# [EXERCISE DIRECTIONS]
What is needed here is an exact copy of every entry.

# [INPUT RECORDS]
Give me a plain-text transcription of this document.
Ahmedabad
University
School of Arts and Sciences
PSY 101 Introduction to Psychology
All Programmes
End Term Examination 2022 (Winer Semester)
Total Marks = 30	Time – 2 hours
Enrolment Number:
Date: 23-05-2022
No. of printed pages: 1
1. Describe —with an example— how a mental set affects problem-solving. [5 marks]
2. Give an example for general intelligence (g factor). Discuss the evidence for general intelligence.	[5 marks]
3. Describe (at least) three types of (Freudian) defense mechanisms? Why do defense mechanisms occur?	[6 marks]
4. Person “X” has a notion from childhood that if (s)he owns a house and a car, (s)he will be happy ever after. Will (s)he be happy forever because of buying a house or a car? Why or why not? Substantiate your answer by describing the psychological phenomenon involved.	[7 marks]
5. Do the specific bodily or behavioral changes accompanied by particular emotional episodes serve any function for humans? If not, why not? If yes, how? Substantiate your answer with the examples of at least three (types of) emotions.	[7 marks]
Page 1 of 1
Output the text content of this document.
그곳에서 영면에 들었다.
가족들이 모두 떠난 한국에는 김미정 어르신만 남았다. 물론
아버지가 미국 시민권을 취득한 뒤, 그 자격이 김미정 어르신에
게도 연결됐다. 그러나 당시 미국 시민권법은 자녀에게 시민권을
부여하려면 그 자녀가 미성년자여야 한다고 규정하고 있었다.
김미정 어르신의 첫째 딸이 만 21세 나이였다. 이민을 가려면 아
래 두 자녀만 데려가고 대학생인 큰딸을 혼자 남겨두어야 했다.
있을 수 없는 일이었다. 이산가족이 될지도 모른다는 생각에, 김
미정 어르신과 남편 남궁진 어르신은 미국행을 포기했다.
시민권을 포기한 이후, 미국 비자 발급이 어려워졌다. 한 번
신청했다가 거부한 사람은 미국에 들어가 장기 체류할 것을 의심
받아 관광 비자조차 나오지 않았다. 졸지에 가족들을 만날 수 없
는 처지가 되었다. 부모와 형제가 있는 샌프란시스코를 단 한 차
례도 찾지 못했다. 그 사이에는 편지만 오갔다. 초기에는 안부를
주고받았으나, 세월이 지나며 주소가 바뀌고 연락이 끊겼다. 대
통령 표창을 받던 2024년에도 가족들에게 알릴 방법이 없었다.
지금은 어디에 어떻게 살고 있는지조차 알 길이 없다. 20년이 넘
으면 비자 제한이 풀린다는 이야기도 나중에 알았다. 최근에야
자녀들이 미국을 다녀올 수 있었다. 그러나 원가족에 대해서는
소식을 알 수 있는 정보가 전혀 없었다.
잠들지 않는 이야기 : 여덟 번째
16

# [ANSWER TO THIS PROBLEM]
Give me a plain-text transcription of this document.
Ahmedabad
University
School of Arts and Sciences
PSY 101 Introduction to Psychology
All Programmes
End Term Examination 2022 (Winer Semester)
Total Marks = 30	Time – 2 hours
Enrolment Number:
Date: 23-05-2022
No. of printed pages: 1
1. Describe —with an example— how a mental set affects problem-solving. [5 marks]
2. Give an example for general intelligence (g factor). Discuss the evidence for general intelligence.	[5 marks]
3. Describe (at least) three types of (Freudian) defense mechanisms? Why do defense mechanisms occur?	[6 marks]
4. Person “X” has a notion from childhood that if (s)he owns a house and a car, (s)he will be happy ever after. Will (s)he be happy forever because of buying a house or a car? Why or why not? Substantiate your answer by describing the psychological phenomenon involved.	[7 marks]
5. Do the specific bodily or behavioral changes accompanied by particular emotional episodes serve any function for humans? If not, why not? If yes, how? Substantiate your answer with the examples of at least three (types of) emotions.	[7 marks]
Page 1 of 1
Output the text content of this document.
그곳에서 영면에 들었다.
가족들이 모두 떠난 한국에는 김미정 어르신만 남았다. 물론
아버지가 미국 시민권을 취득한 뒤, 그 자격이 김미정 어르신에
게도 연결됐다. 그러나 당시 미국 시민권법은 자녀에게 시민권을
부여하려면 그 자녀가 미성년자여야 한다고 규정하고 있었다.
김미정 어르신의 첫째 딸이 만 21세 나이였다. 이민을 가려면 아
래 두 자녀만 데려가고 대학생인 큰딸을 혼자 남겨두어야 했다.
있을 수 없는 일이었다. 이산가족이 될지도 모른다는 생각에, 김
미정 어르신과 남편 남궁진 어르신은 미국행을 포기했다.
시민권을 포기한 이후, 미국 비자 발급이 어려워졌다. 한 번
신청했다가 거부한 사람은 미국에 들어가 장기 체류할 것을 의심
받아 관광 비자조차 나오지 않았다. 졸지에 가족들을 만날 수 없
는 처지가 되었다. 부모와 형제가 있는 샌프란시스코를 단 한 차
례도 찾지 못했다. 그 사이에는 편지만 오갔다. 초기에는 안부를
주고받았으나, 세월이 지나며 주소가 바뀌고 연락이 끊겼다. 대
통령 표창을 받던 2024년에도 가족들에게 알릴 방법이 없었다.
지금은 어디에 어떻게 살고 있는지조차 알 길이 없다. 20년이 넘
으면 비자 제한이 풀린다는 이야기도 나중에 알았다. 최근에야
자녀들이 미국을 다녀올 수 있었다. 그러나 원가족에 대해서는
소식을 알 수 있는 정보가 전혀 없었다.
잠들지 않는 이야기 : 여덟 번째
16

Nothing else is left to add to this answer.